══ Extracted data ══

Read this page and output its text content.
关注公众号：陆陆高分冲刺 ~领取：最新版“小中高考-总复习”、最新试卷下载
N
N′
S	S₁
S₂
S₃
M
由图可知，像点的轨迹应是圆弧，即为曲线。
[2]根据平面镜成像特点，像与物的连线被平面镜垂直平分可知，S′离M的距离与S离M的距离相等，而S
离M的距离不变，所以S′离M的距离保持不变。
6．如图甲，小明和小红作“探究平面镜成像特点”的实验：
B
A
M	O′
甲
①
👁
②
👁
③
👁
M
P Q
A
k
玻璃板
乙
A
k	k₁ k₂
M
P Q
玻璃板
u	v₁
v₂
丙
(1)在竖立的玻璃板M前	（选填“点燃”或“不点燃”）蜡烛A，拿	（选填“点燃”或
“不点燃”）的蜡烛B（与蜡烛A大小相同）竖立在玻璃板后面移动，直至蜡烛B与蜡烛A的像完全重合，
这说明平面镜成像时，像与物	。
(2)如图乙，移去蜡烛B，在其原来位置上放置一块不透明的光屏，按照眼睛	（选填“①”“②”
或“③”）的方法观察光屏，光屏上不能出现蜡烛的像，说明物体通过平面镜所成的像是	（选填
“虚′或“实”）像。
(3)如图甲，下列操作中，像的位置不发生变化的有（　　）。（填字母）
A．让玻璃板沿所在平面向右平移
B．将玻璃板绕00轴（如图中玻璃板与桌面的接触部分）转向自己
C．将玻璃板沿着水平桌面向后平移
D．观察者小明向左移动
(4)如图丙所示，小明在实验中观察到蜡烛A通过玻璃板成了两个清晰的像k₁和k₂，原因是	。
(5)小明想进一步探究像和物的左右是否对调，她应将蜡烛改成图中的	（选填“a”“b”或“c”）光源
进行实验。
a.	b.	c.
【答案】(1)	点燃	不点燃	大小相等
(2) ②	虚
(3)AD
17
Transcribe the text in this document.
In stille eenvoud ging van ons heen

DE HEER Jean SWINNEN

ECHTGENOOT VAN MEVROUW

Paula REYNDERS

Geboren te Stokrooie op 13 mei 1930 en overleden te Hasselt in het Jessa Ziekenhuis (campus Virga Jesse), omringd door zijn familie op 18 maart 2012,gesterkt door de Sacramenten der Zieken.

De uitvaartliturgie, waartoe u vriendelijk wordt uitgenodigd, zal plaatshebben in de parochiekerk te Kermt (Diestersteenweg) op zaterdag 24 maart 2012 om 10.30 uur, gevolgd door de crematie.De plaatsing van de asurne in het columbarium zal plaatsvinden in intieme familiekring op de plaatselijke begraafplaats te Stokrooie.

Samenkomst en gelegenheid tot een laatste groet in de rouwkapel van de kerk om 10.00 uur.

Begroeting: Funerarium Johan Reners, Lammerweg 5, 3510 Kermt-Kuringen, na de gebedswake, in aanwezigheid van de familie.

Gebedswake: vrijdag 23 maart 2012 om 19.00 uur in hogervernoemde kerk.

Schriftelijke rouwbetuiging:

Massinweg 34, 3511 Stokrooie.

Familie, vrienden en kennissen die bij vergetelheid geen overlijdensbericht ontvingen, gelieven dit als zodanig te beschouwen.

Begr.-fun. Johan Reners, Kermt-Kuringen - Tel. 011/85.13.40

═══

*Written problem*: Can you give every line above again, exactly as written?

*Exercise response*:
Read this page and output its text content.
关注公众号：陆陆高分冲刺 ~领取：最新版“小中高考-总复习”、最新试卷下载
N
N′
S	S₁
S₂
S₃
M
由图可知，像点的轨迹应是圆弧，即为曲线。
[2]根据平面镜成像特点，像与物的连线被平面镜垂直平分可知，S′离M的距离与S离M的距离相等，而S
离M的距离不变，所以S′离M的距离保持不变。
6．如图甲，小明和小红作“探究平面镜成像特点”的实验：
B
A
M	O′
甲
①
👁
②
👁
③
👁
M
P Q
A
k
玻璃板
乙
A
k	k₁ k₂
M
P Q
玻璃板
u	v₁
v₂
丙
(1)在竖立的玻璃板M前	（选填“点燃”或“不点燃”）蜡烛A，拿	（选填“点燃”或
“不点燃”）的蜡烛B（与蜡烛A大小相同）竖立在玻璃板后面移动，直至蜡烛B与蜡烛A的像完全重合，
这说明平面镜成像时，像与物	。
(2)如图乙，移去蜡烛B，在其原来位置上放置一块不透明的光屏，按照眼睛	（选填“①”“②”
或“③”）的方法观察光屏，光屏上不能出现蜡烛的像，说明物体通过平面镜所成的像是	（选填
“虚′或“实”）像。
(3)如图甲，下列操作中，像的位置不发生变化的有（　　）。（填字母）
A．让玻璃板沿所在平面向右平移
B．将玻璃板绕00轴（如图中玻璃板与桌面的接触部分）转向自己
C．将玻璃板沿着水平桌面向后平移
D．观察者小明向左移动
(4)如图丙所示，小明在实验中观察到蜡烛A通过玻璃板成了两个清晰的像k₁和k₂，原因是	。
(5)小明想进一步探究像和物的左右是否对调，她应将蜡烛改成图中的	（选填“a”“b”或“c”）光源
进行实验。
a.	b.	c.
【答案】(1)	点燃	不点燃	大小相等
(2) ②	虚
(3)AD
17
Transcribe the text in this document.
In stille eenvoud ging van ons heen

DE HEER Jean SWINNEN

ECHTGENOOT VAN MEVROUW

Paula REYNDERS

Geboren te Stokrooie op 13 mei 1930 en overleden te Hasselt in het Jessa Ziekenhuis (campus Virga Jesse), omringd door zijn familie op 18 maart 2012,gesterkt door de Sacramenten der Zieken.

De uitvaartliturgie, waartoe u vriendelijk wordt uitgenodigd, zal plaatshebben in de parochiekerk te Kermt (Diestersteenweg) op zaterdag 24 maart 2012 om 10.30 uur, gevolgd door de crematie.De plaatsing van de asurne in het columbarium zal plaatsvinden in intieme familiekring op de plaatselijke begraafplaats te Stokrooie.

Samenkomst en gelegenheid tot een laatste groet in de rouwkapel van de kerk om 10.00 uur.

Begroeting: Funerarium Johan Reners, Lammerweg 5, 3510 Kermt-Kuringen, na de gebedswake, in aanwezigheid van de familie.

Gebedswake: vrijdag 23 maart 2012 om 19.00 uur in hogervernoemde kerk.

Schriftelijke rouwbetuiging:

Massinweg 34, 3511 Stokrooie.

Familie, vrienden en kennissen die bij vergetelheid geen overlijdensbericht ontvingen, gelieven dit als zodanig te beschouwen.

Begr.-fun. Johan Reners, Kermt-Kuringen - Tel. 011/85.13.40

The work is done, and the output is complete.